* _PAGE EXTRACT_:
----

Marie de Guise, and the pro-French faction among the nobles, were determined to prevent this, favouring the ‘Auld Alliance’ with France – especially when it came well lubricated with French pensions – and intended her to marry the French heir, Dauphin Francois [son of King Henri II]. In preparation for an escape to France, the queen was sent first to Inchmahome Priory, and then to Dumbarton on the coast. It was at Inchmahome that the four Marys joined her household. In 1548, they set sail for France.
The girls endured a rough crossing – all except the queen were afflicted by seasickness. Livingston and Fleming at least had the consolation of travelling with their families, since Lord Livingston and Lady Fleming as guardian and governess accompanied the queen. On arrival, Mary was immediately taken into the household of King Henri’s children, while her four friends were sent away.
Henri II’s motive for separating Mary from her companions was two-fold: first, he wanted her to speak French, rather than Scots, and second, he wanted her closest friends to be his daughters, the Princesses Elisabeth and Claude. Not that Henri was averse to a Scots tete-a-tete – Lady Fleming was sent home in disgrace after bearing him a son.
The four Marys were dispatched to the Dominican Royal Priory of Saint Louis at Poissy. Far from being a backwater, Poissy was at the forefront of Renaissance learning, with close ties to the court. There, the Marys would have received a thorough Humanist education, as well as learning all the skills necessary to be wives of noblemen, and attendants on a queen.
Seton seems to have been trained in hairdressing, too. Her skill in dressing her mistress’s head – first when Mary’s lustrous auburn hair was the toast of European courts, then afterward, when it thinned and greyed and was augmented by wigs – was remarked on. Later, the Marys returned to the queen’s household, where they enjoyed such domestic pleasures as making marmalade and crystallised fruit.

----

* _RECORDED DATA_:
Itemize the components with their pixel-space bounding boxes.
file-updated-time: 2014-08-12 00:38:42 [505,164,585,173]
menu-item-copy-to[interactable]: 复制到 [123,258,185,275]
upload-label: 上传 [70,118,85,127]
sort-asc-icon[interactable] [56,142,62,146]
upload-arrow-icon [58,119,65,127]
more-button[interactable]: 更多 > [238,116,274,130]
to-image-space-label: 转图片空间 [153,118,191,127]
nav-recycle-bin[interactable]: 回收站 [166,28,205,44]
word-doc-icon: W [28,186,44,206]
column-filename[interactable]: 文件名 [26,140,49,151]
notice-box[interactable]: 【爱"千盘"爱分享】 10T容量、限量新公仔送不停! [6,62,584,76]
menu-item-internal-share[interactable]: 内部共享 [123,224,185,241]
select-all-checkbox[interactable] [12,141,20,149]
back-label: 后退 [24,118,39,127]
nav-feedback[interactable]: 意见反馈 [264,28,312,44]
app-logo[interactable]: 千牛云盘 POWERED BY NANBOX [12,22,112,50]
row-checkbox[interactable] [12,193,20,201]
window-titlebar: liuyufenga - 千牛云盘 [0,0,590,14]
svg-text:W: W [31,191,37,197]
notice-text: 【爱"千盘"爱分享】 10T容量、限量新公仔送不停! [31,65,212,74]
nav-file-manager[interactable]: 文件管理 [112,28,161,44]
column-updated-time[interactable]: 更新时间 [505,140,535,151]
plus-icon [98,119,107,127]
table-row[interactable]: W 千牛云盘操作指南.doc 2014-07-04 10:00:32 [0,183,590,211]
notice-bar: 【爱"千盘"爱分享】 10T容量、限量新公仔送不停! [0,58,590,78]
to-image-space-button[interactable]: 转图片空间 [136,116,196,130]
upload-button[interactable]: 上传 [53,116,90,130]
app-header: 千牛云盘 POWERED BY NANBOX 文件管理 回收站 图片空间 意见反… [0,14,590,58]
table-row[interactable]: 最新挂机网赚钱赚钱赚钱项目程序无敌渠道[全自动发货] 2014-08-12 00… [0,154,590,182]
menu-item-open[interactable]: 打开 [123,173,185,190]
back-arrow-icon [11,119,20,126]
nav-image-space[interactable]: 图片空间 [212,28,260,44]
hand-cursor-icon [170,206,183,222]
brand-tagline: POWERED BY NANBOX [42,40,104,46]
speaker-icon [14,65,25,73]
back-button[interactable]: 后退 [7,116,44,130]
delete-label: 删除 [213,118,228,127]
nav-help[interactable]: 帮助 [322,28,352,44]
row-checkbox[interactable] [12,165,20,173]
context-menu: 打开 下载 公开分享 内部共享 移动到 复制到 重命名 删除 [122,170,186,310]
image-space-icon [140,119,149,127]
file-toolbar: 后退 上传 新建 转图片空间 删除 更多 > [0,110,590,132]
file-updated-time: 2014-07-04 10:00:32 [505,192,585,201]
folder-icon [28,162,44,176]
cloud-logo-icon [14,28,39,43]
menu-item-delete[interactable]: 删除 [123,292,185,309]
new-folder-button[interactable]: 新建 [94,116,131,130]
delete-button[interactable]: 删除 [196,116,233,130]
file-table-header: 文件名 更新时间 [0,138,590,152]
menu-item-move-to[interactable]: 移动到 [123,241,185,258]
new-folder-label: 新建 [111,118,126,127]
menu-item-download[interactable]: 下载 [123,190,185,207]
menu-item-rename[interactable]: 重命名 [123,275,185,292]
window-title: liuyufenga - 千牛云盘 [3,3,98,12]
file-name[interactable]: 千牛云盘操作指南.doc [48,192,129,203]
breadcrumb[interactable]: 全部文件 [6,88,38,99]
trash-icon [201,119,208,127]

----

* _USING THE INFORMATION_:
- 1) In the passage on the four Marys, which institution were the four companions sent to after being separated from the queen in France?
- 2) Write the next part of the passage on the four Marys, beginning after its final sentence.

* _ANSWERS PROVIDED_:
- 1) The Dominican Royal Priory of Saint Louis at Poissy.

- 2)
At the centre of the Scottish court, 1561–68
Mary married Francois in 1558. Following her brief period as queen of France, the widowed Mary [Francois died in December 1560] returned to Scotland in 1561, aged 18, and ready to take up the burden of personal sovereignty. Her Marys returned with her as ladies-in-waiting.
The first years in Scotland were taken up with Mary’s determination to control the complex political situation with which she was faced. A group of nobles, led by James Stewart, 1st Earl of Moray (Mary’s half-brother), and calling themselves the Lords of the Congregation, had converted (some with rather more sincerity than others) to Protestantism, and changed the official religion of Scotland. This led them to look for support from Protestant England, rather than Catholic France.
Mary – no religious fanatic – tried to steer a course between the different factions that sought to dominate her. When not engaged in state business, the queen recreated some of the splendour of the court of France, and in this she was ably assisted by her Marys.
The four Marys went everywhere with the queen, even accompanying her to parliament in 1563. They had stools in her chamber, when to sit in the presence of the monarch was an extraordinary honour; they waited on her at table; and they took leading roles in the lavish court entertainments so important to 16th-century monarchy. They danced at masques, played music for visiting ambassadors, rode, hunted and hawked with the queen and her nobles.
More informally, they joined Mary in dressing up as burgesses’ wives to walk around Edinburgh and St Andrew’s, shopping in the market and cooking, in a faint foreshadowing of another doomed queen, Marie Antoinette. They even donned male costume – on one occasion at a banquet for the French ambassador, as well as for practical reasons when hunting – outraging the sensibilities of the increasingly dominant religious radicals.
Mary was unfortunate in that her greatest enemy at home was John Knox. Knox, a militant Calvinist, was even more misogynistic than most men of the age, and spent a good deal of time inveighing against female rule in such delightful tomes as “The first blast of the trumpet against the monstrous regiment of women”, and haranguing Mary in both public and private. Knox made the most of every innocent pastime derived from youth and high spirits at the queen’s court to insinuate that the queen and her entourage, including the Marys, lived immoral lives.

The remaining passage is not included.